### WHAT TO PRODUCE
Transcribe the data that follows precisely, omitting nothing.

### SOURCE DATA
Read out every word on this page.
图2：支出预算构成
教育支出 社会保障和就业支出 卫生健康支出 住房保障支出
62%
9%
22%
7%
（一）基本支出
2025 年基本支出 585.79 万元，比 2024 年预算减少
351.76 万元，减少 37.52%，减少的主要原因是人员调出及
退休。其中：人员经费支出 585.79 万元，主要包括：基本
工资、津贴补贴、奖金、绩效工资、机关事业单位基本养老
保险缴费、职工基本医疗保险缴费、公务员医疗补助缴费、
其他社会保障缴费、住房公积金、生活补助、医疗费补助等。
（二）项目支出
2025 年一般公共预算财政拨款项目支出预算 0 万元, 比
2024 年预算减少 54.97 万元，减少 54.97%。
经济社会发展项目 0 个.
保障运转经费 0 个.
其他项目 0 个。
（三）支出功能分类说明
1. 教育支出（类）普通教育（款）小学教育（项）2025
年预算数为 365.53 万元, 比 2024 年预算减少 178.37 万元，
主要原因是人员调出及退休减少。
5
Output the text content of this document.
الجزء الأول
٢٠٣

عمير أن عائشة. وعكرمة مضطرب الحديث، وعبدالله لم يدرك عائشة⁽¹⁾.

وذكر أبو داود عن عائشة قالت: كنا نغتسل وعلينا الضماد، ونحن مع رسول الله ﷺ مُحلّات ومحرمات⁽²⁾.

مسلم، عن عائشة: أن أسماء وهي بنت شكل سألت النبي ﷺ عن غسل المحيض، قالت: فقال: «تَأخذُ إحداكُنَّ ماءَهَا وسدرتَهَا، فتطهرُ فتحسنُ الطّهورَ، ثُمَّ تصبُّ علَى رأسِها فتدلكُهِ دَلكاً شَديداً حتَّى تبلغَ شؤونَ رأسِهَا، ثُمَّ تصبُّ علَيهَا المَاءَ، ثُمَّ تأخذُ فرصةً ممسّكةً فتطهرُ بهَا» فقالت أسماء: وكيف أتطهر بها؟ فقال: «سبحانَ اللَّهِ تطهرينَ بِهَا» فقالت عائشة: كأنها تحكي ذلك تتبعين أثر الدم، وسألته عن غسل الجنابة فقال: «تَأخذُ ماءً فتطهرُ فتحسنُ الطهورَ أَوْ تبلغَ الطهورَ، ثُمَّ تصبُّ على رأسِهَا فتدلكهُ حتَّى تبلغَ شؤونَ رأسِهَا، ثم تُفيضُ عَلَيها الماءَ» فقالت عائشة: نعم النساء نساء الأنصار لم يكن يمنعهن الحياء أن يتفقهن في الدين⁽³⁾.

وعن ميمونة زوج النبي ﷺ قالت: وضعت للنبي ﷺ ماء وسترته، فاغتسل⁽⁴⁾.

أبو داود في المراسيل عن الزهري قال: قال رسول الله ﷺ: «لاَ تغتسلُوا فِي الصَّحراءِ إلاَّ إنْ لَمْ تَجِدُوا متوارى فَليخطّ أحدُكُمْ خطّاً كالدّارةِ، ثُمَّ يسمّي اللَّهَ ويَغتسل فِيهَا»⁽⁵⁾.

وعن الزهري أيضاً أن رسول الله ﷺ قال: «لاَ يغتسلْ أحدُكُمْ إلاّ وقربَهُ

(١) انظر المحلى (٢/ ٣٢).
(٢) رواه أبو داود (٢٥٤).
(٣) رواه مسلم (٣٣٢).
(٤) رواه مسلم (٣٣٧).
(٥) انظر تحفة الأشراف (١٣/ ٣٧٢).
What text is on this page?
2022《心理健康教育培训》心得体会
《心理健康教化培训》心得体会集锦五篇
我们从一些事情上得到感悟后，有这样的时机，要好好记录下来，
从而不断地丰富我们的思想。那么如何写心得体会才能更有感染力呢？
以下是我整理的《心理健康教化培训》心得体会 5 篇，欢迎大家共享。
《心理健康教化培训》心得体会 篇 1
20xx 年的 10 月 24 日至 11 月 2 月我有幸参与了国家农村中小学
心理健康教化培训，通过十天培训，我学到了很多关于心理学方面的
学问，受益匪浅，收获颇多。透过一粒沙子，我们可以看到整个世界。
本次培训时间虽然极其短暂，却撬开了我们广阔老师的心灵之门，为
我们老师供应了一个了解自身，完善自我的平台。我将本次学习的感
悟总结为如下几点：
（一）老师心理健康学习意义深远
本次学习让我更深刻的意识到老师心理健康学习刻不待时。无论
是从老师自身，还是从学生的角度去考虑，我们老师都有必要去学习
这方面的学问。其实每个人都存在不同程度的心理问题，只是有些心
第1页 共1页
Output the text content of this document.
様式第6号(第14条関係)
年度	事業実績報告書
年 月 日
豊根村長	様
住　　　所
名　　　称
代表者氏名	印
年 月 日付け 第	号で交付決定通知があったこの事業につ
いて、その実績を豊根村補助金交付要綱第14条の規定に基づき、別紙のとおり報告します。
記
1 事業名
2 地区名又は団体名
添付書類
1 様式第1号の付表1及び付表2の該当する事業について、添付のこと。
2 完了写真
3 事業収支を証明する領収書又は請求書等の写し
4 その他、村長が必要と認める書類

### TASK RESULT
Read out every word on this page.
图2：支出预算构成
教育支出 社会保障和就业支出 卫生健康支出 住房保障支出
62%
9%
22%
7%
（一）基本支出
2025 年基本支出 585.79 万元，比 2024 年预算减少
351.76 万元，减少 37.52%，减少的主要原因是人员调出及
退休。其中：人员经费支出 585.79 万元，主要包括：基本
工资、津贴补贴、奖金、绩效工资、机关事业单位基本养老
保险缴费、职工基本医疗保险缴费、公务员医疗补助缴费、
其他社会保障缴费、住房公积金、生活补助、医疗费补助等。
（二）项目支出
2025 年一般公共预算财政拨款项目支出预算 0 万元, 比
2024 年预算减少 54.97 万元，减少 54.97%。
经济社会发展项目 0 个.
保障运转经费 0 个.
其他项目 0 个。
（三）支出功能分类说明
1. 教育支出（类）普通教育（款）小学教育（项）2025
年预算数为 365.53 万元, 比 2024 年预算减少 178.37 万元，
主要原因是人员调出及退休减少。
5
Output the text content of this document.
الجزء الأول
٢٠٣

عمير أن عائشة. وعكرمة مضطرب الحديث، وعبدالله لم يدرك عائشة⁽¹⁾.

وذكر أبو داود عن عائشة قالت: كنا نغتسل وعلينا الضماد، ونحن مع رسول الله ﷺ مُحلّات ومحرمات⁽²⁾.

مسلم، عن عائشة: أن أسماء وهي بنت شكل سألت النبي ﷺ عن غسل المحيض، قالت: فقال: «تَأخذُ إحداكُنَّ ماءَهَا وسدرتَهَا، فتطهرُ فتحسنُ الطّهورَ، ثُمَّ تصبُّ علَى رأسِها فتدلكُهِ دَلكاً شَديداً حتَّى تبلغَ شؤونَ رأسِهَا، ثُمَّ تصبُّ علَيهَا المَاءَ، ثُمَّ تأخذُ فرصةً ممسّكةً فتطهرُ بهَا» فقالت أسماء: وكيف أتطهر بها؟ فقال: «سبحانَ اللَّهِ تطهرينَ بِهَا» فقالت عائشة: كأنها تحكي ذلك تتبعين أثر الدم، وسألته عن غسل الجنابة فقال: «تَأخذُ ماءً فتطهرُ فتحسنُ الطهورَ أَوْ تبلغَ الطهورَ، ثُمَّ تصبُّ على رأسِهَا فتدلكهُ حتَّى تبلغَ شؤونَ رأسِهَا، ثم تُفيضُ عَلَيها الماءَ» فقالت عائشة: نعم النساء نساء الأنصار لم يكن يمنعهن الحياء أن يتفقهن في الدين⁽³⁾.

وعن ميمونة زوج النبي ﷺ قالت: وضعت للنبي ﷺ ماء وسترته، فاغتسل⁽⁴⁾.

أبو داود في المراسيل عن الزهري قال: قال رسول الله ﷺ: «لاَ تغتسلُوا فِي الصَّحراءِ إلاَّ إنْ لَمْ تَجِدُوا متوارى فَليخطّ أحدُكُمْ خطّاً كالدّارةِ، ثُمَّ يسمّي اللَّهَ ويَغتسل فِيهَا»⁽⁵⁾.

وعن الزهري أيضاً أن رسول الله ﷺ قال: «لاَ يغتسلْ أحدُكُمْ إلاّ وقربَهُ

(١) انظر المحلى (٢/ ٣٢).
(٢) رواه أبو داود (٢٥٤).
(٣) رواه مسلم (٣٣٢).
(٤) رواه مسلم (٣٣٧).
(٥) انظر تحفة الأشراف (١٣/ ٣٧٢).
What text is on this page?
2022《心理健康教育培训》心得体会
《心理健康教化培训》心得体会集锦五篇
我们从一些事情上得到感悟后，有这样的时机，要好好记录下来，
从而不断地丰富我们的思想。那么如何写心得体会才能更有感染力呢？
以下是我整理的《心理健康教化培训》心得体会 5 篇，欢迎大家共享。
《心理健康教化培训》心得体会 篇 1
20xx 年的 10 月 24 日至 11 月 2 月我有幸参与了国家农村中小学
心理健康教化培训，通过十天培训，我学到了很多关于心理学方面的
学问，受益匪浅，收获颇多。透过一粒沙子，我们可以看到整个世界。
本次培训时间虽然极其短暂，却撬开了我们广阔老师的心灵之门，为
我们老师供应了一个了解自身，完善自我的平台。我将本次学习的感
悟总结为如下几点：
（一）老师心理健康学习意义深远
本次学习让我更深刻的意识到老师心理健康学习刻不待时。无论
是从老师自身，还是从学生的角度去考虑，我们老师都有必要去学习
这方面的学问。其实每个人都存在不同程度的心理问题，只是有些心
第1页 共1页
Output the text content of this document.
様式第6号(第14条関係)
年度	事業実績報告書
年 月 日
豊根村長	様
住　　　所
名　　　称
代表者氏名	印
年 月 日付け 第	号で交付決定通知があったこの事業につ
いて、その実績を豊根村補助金交付要綱第14条の規定に基づき、別紙のとおり報告します。
記
1 事業名
2 地区名又は団体名
添付書類
1 様式第1号の付表1及び付表2の該当する事業について、添付のこと。
2 完了写真
3 事業収支を証明する領収書又は請求書等の写し
4 その他、村長が必要と認める書類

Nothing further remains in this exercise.